§ **WHAT IS BEING ASKED**:
Which lines include the word "title"? Copy each of them.

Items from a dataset
-- BEGIN --
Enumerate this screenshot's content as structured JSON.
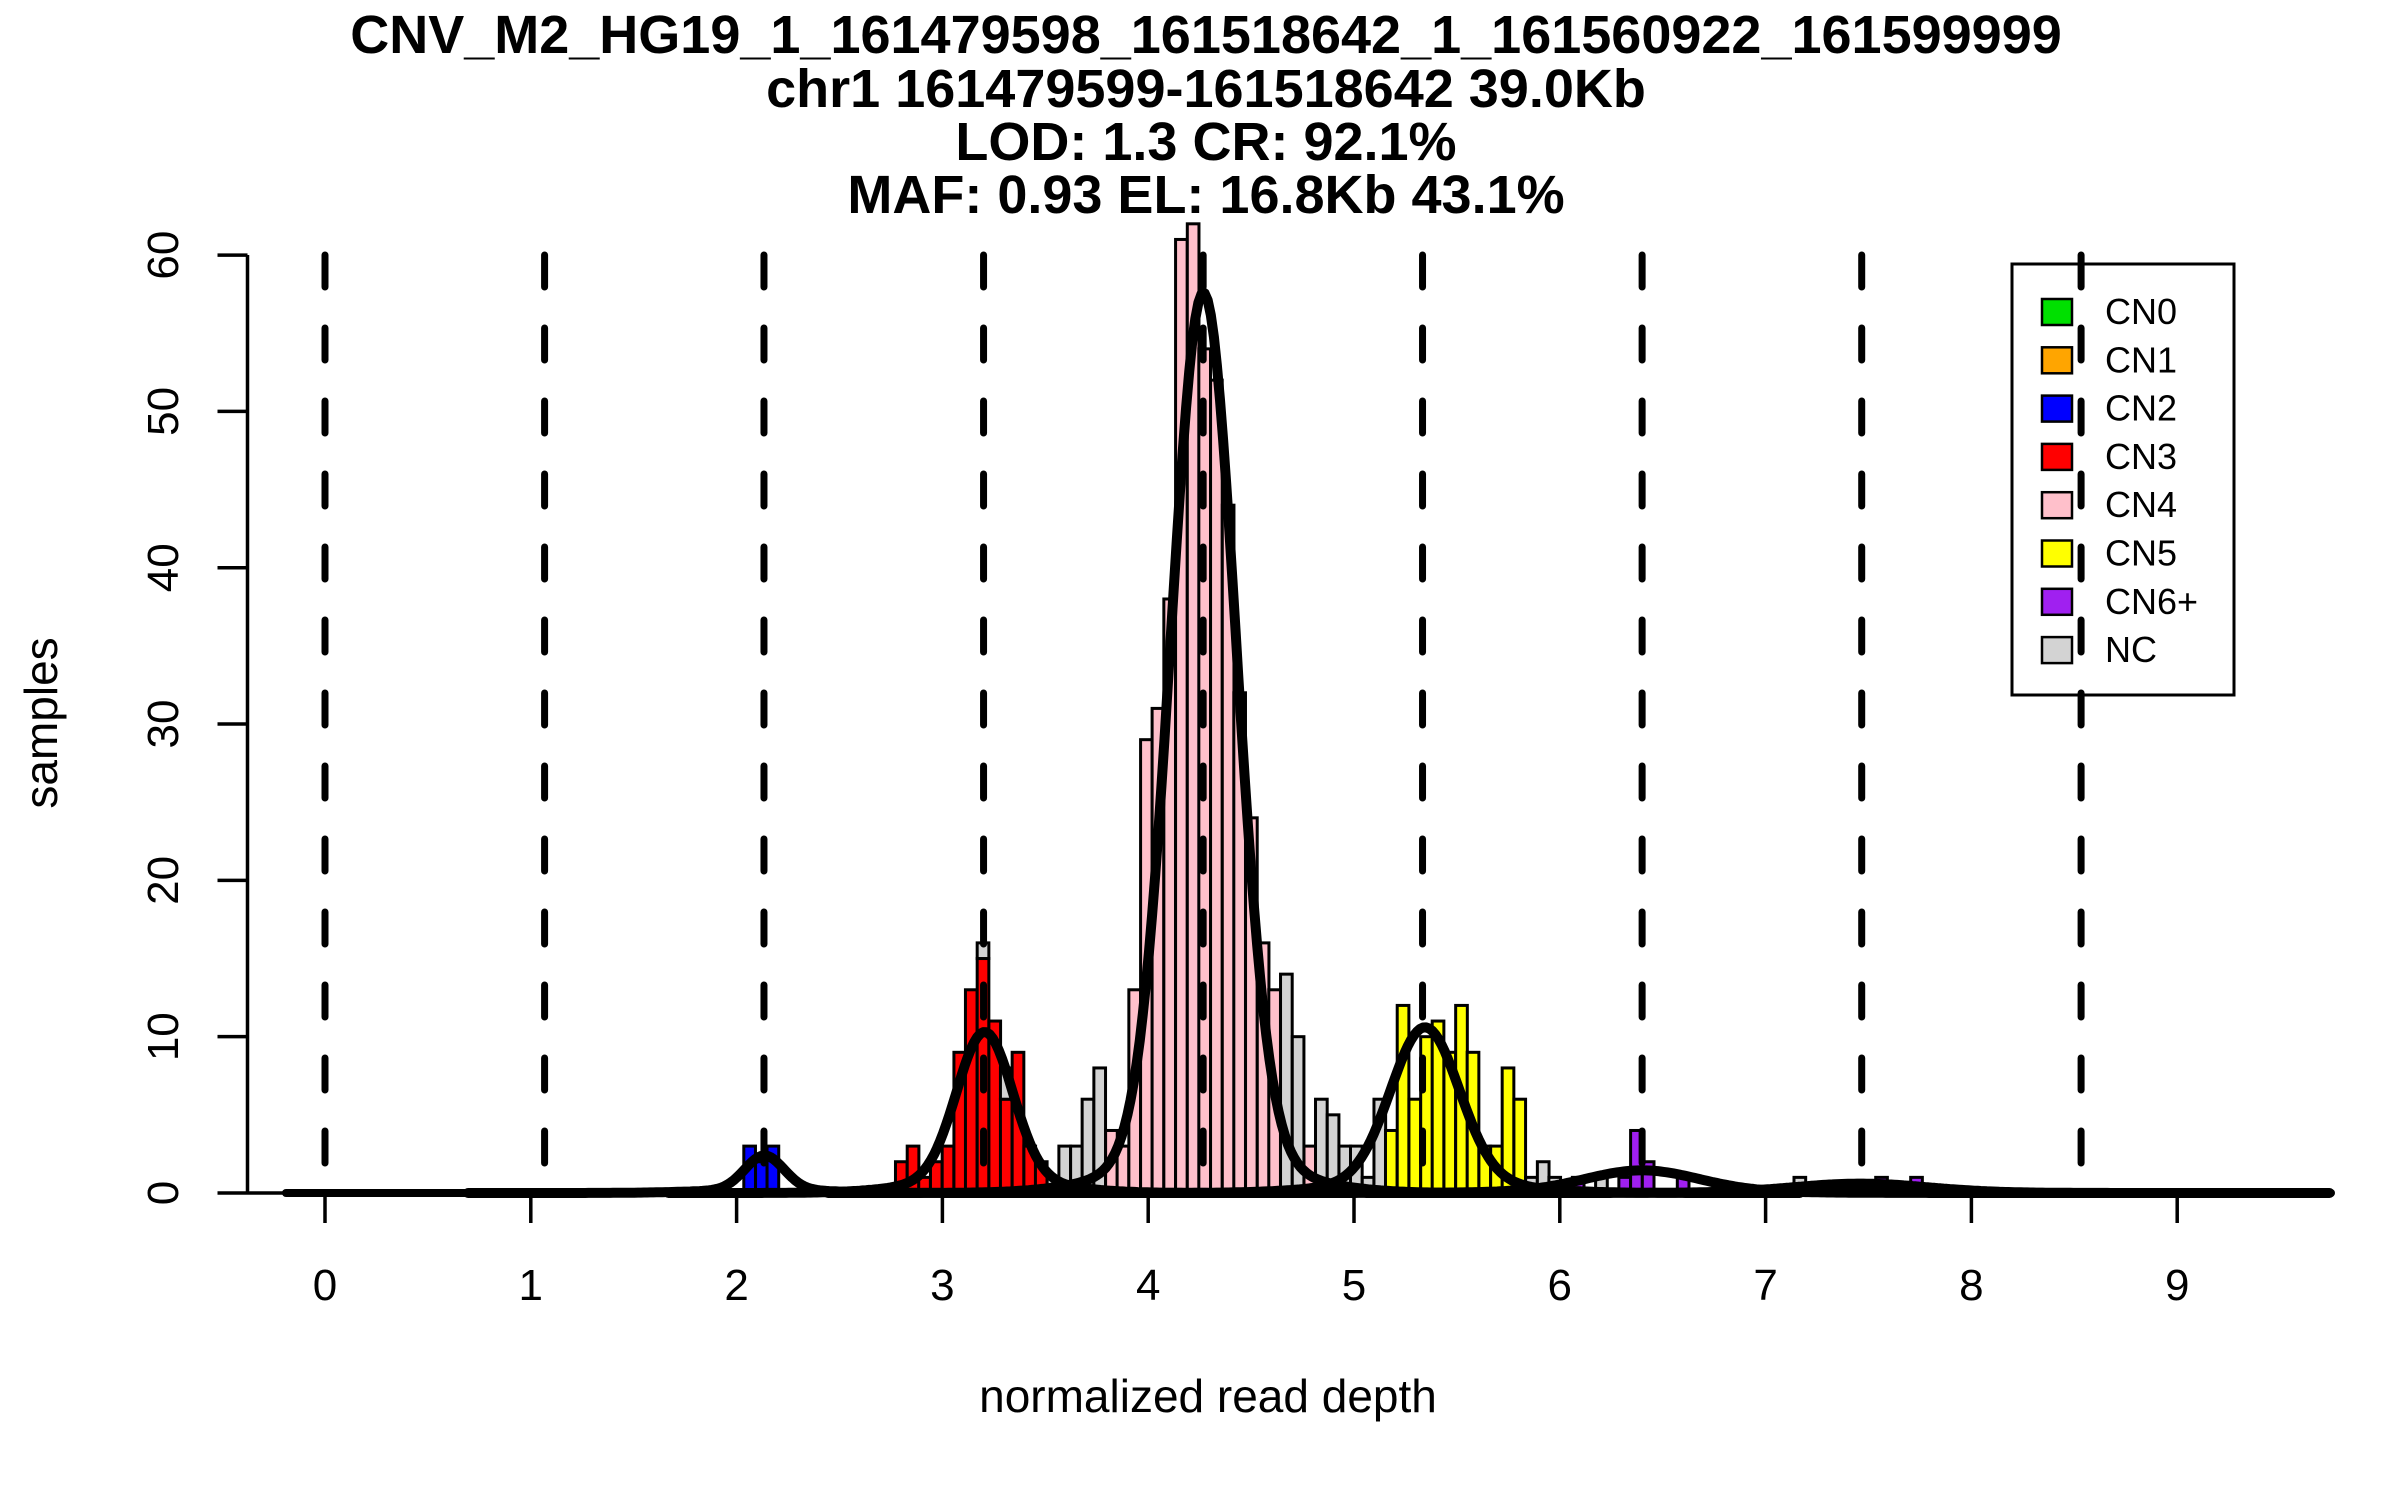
{
  "title": {
    "line1": "CNV_M2_HG19_1_161479598_161518642_1_161560922_161599999",
    "line2": "chr1 161479599-161518642 39.0Kb",
    "line3": "LOD: 1.3 CR: 92.1%",
    "line4": "MAF: 0.93 EL: 16.8Kb 43.1%"
  },
  "axes": {
    "xlabel": "normalized read depth",
    "ylabel": "samples",
    "x_ticks": [
      0,
      1,
      2,
      3,
      4,
      5,
      6,
      7,
      8,
      9
    ],
    "y_ticks": [
      0,
      10,
      20,
      30,
      40,
      50,
      60
    ]
  },
  "legend": {
    "items": [
      {
        "label": "CN0",
        "color": "#00E000"
      },
      {
        "label": "CN1",
        "color": "#FFA500"
      },
      {
        "label": "CN2",
        "color": "#0000FF"
      },
      {
        "label": "CN3",
        "color": "#FF0000"
      },
      {
        "label": "CN4",
        "color": "#FFC0CB"
      },
      {
        "label": "CN5",
        "color": "#FFFF00"
      },
      {
        "label": "CN6+",
        "color": "#A020F0"
      },
      {
        "label": "NC",
        "color": "#D3D3D3"
      }
    ]
  },
  "colors": {
    "CN0": "#00E000",
    "CN1": "#FFA500",
    "CN2": "#0000FF",
    "CN3": "#FF0000",
    "CN4": "#FFC0CB",
    "CN5": "#FFFF00",
    "CN6+": "#A020F0",
    "NC": "#D3D3D3",
    "curve": "#000000",
    "axis": "#000000"
  },
  "chart_data": {
    "type": "bar",
    "title": "CNV copy-number histogram",
    "xlabel": "normalized read depth",
    "ylabel": "samples",
    "xlim": [
      -0.19,
      9.74
    ],
    "ylim": [
      0,
      62
    ],
    "grid": false,
    "legend_position": "top-right",
    "bin_width": 0.0567,
    "dashed_lines_x": [
      0,
      1.067,
      2.133,
      3.2,
      4.267,
      5.333,
      6.4,
      7.467,
      8.533
    ],
    "bars": [
      {
        "x": 2.035,
        "h": 3,
        "cn": "CN2"
      },
      {
        "x": 2.092,
        "h": 2,
        "cn": "CN2"
      },
      {
        "x": 2.148,
        "h": 3,
        "cn": "CN2"
      },
      {
        "x": 2.772,
        "h": 2,
        "cn": "CN3"
      },
      {
        "x": 2.829,
        "h": 3,
        "cn": "CN3"
      },
      {
        "x": 2.885,
        "h": 1,
        "cn": "CN3"
      },
      {
        "x": 2.942,
        "h": 2,
        "cn": "CN3"
      },
      {
        "x": 2.999,
        "h": 3,
        "cn": "CN3"
      },
      {
        "x": 3.056,
        "h": 9,
        "cn": "CN3"
      },
      {
        "x": 3.112,
        "h": 13,
        "cn": "CN3"
      },
      {
        "x": 3.169,
        "h": 15,
        "cn": "CN3",
        "nc": 1
      },
      {
        "x": 3.226,
        "h": 11,
        "cn": "CN3"
      },
      {
        "x": 3.282,
        "h": 6,
        "cn": "CN3",
        "nc": 2
      },
      {
        "x": 3.339,
        "h": 9,
        "cn": "CN3"
      },
      {
        "x": 3.396,
        "h": 3,
        "cn": "CN3"
      },
      {
        "x": 3.452,
        "h": 2,
        "cn": "CN3"
      },
      {
        "x": 3.509,
        "h": 1,
        "cn": "NC"
      },
      {
        "x": 3.566,
        "h": 3,
        "cn": "NC"
      },
      {
        "x": 3.623,
        "h": 3,
        "cn": "NC"
      },
      {
        "x": 3.679,
        "h": 6,
        "cn": "NC"
      },
      {
        "x": 3.736,
        "h": 8,
        "cn": "NC"
      },
      {
        "x": 3.793,
        "h": 4,
        "cn": "CN4"
      },
      {
        "x": 3.849,
        "h": 3,
        "cn": "CN4"
      },
      {
        "x": 3.906,
        "h": 13,
        "cn": "CN4"
      },
      {
        "x": 3.963,
        "h": 29,
        "cn": "CN4"
      },
      {
        "x": 4.019,
        "h": 31,
        "cn": "CN4"
      },
      {
        "x": 4.076,
        "h": 38,
        "cn": "CN4"
      },
      {
        "x": 4.133,
        "h": 61,
        "cn": "CN4"
      },
      {
        "x": 4.19,
        "h": 62,
        "cn": "CN4"
      },
      {
        "x": 4.246,
        "h": 54,
        "cn": "CN4"
      },
      {
        "x": 4.303,
        "h": 52,
        "cn": "CN4"
      },
      {
        "x": 4.36,
        "h": 44,
        "cn": "CN4"
      },
      {
        "x": 4.416,
        "h": 32,
        "cn": "CN4"
      },
      {
        "x": 4.473,
        "h": 24,
        "cn": "CN4"
      },
      {
        "x": 4.53,
        "h": 16,
        "cn": "CN4"
      },
      {
        "x": 4.586,
        "h": 13,
        "cn": "CN4"
      },
      {
        "x": 4.643,
        "h": 14,
        "cn": "NC"
      },
      {
        "x": 4.7,
        "h": 10,
        "cn": "NC"
      },
      {
        "x": 4.757,
        "h": 3,
        "cn": "CN4"
      },
      {
        "x": 4.813,
        "h": 6,
        "cn": "NC"
      },
      {
        "x": 4.87,
        "h": 5,
        "cn": "NC"
      },
      {
        "x": 4.927,
        "h": 3,
        "cn": "NC"
      },
      {
        "x": 4.983,
        "h": 3,
        "cn": "NC"
      },
      {
        "x": 5.04,
        "h": 1,
        "cn": "NC"
      },
      {
        "x": 5.097,
        "h": 6,
        "cn": "NC"
      },
      {
        "x": 5.153,
        "h": 4,
        "cn": "CN5"
      },
      {
        "x": 5.21,
        "h": 12,
        "cn": "CN5"
      },
      {
        "x": 5.267,
        "h": 6,
        "cn": "CN5"
      },
      {
        "x": 5.324,
        "h": 10,
        "cn": "CN5"
      },
      {
        "x": 5.38,
        "h": 11,
        "cn": "CN5"
      },
      {
        "x": 5.437,
        "h": 9,
        "cn": "CN5"
      },
      {
        "x": 5.494,
        "h": 12,
        "cn": "CN5"
      },
      {
        "x": 5.55,
        "h": 9,
        "cn": "CN5"
      },
      {
        "x": 5.607,
        "h": 3,
        "cn": "CN5"
      },
      {
        "x": 5.664,
        "h": 3,
        "cn": "CN5"
      },
      {
        "x": 5.72,
        "h": 8,
        "cn": "CN5"
      },
      {
        "x": 5.777,
        "h": 6,
        "cn": "CN5"
      },
      {
        "x": 5.834,
        "h": 1,
        "cn": "NC"
      },
      {
        "x": 5.891,
        "h": 2,
        "cn": "NC"
      },
      {
        "x": 5.947,
        "h": 1,
        "cn": "NC"
      },
      {
        "x": 6.061,
        "h": 1,
        "cn": "CN6+"
      },
      {
        "x": 6.174,
        "h": 1,
        "cn": "NC"
      },
      {
        "x": 6.287,
        "h": 1,
        "cn": "CN6+"
      },
      {
        "x": 6.344,
        "h": 4,
        "cn": "CN6+"
      },
      {
        "x": 6.401,
        "h": 2,
        "cn": "CN6+"
      },
      {
        "x": 6.571,
        "h": 1,
        "cn": "CN6+"
      },
      {
        "x": 7.138,
        "h": 1,
        "cn": "NC"
      },
      {
        "x": 7.535,
        "h": 1,
        "cn": "CN6+"
      },
      {
        "x": 7.705,
        "h": 1,
        "cn": "CN6+"
      }
    ],
    "curves": [
      {
        "mu": 2.135,
        "amp": 2.2,
        "sigma": 0.095,
        "tail_amp": 0.2,
        "tail_sigma": 0.3
      },
      {
        "mu": 3.205,
        "amp": 9.4,
        "sigma": 0.135,
        "tail_amp": 0.9,
        "tail_sigma": 0.32
      },
      {
        "mu": 4.268,
        "amp": 55.4,
        "sigma": 0.158,
        "tail_amp": 2.2,
        "tail_sigma": 0.38
      },
      {
        "mu": 5.345,
        "amp": 9.8,
        "sigma": 0.165,
        "tail_amp": 0.8,
        "tail_sigma": 0.38
      },
      {
        "mu": 6.4,
        "amp": 1.3,
        "sigma": 0.27,
        "tail_amp": 0.15,
        "tail_sigma": 0.5
      },
      {
        "mu": 7.46,
        "amp": 0.55,
        "sigma": 0.32,
        "tail_amp": 0.05,
        "tail_sigma": 0.5
      }
    ]
  }
}
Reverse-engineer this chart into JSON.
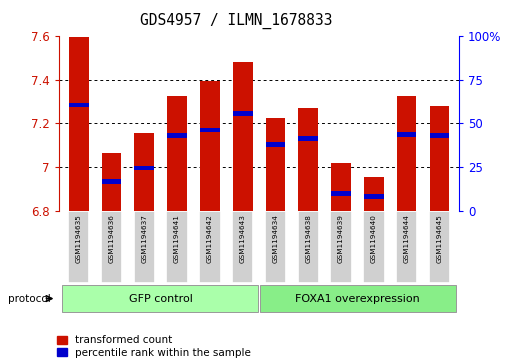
{
  "title": "GDS4957 / ILMN_1678833",
  "samples": [
    "GSM1194635",
    "GSM1194636",
    "GSM1194637",
    "GSM1194641",
    "GSM1194642",
    "GSM1194643",
    "GSM1194634",
    "GSM1194638",
    "GSM1194639",
    "GSM1194640",
    "GSM1194644",
    "GSM1194645"
  ],
  "transformed_counts": [
    7.595,
    7.065,
    7.155,
    7.325,
    7.395,
    7.48,
    7.225,
    7.27,
    7.02,
    6.955,
    7.325,
    7.28
  ],
  "percentile_values": [
    7.285,
    6.935,
    6.995,
    7.145,
    7.17,
    7.245,
    7.105,
    7.13,
    6.88,
    6.865,
    7.15,
    7.145
  ],
  "y_min": 6.8,
  "y_max": 7.6,
  "y_ticks": [
    6.8,
    7.0,
    7.2,
    7.4,
    7.6
  ],
  "right_y_ticks": [
    0,
    25,
    50,
    75,
    100
  ],
  "right_y_labels": [
    "0",
    "25",
    "50",
    "75",
    "100%"
  ],
  "group1_label": "GFP control",
  "group2_label": "FOXA1 overexpression",
  "group1_count": 6,
  "group2_count": 6,
  "bar_color": "#cc1100",
  "dot_color": "#0000cc",
  "bar_width": 0.6,
  "group_bg_color": "#cccccc",
  "group1_fill": "#aaffaa",
  "group2_fill": "#88ee88",
  "legend_red_label": "transformed count",
  "legend_blue_label": "percentile rank within the sample",
  "protocol_label": "protocol"
}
-- END --
§ **RESULT OF THIS EXERCISE**:
  "title": {
    "title": "CNV copy-number histogram",
  "title": "GDS4957 / ILMN_1678833",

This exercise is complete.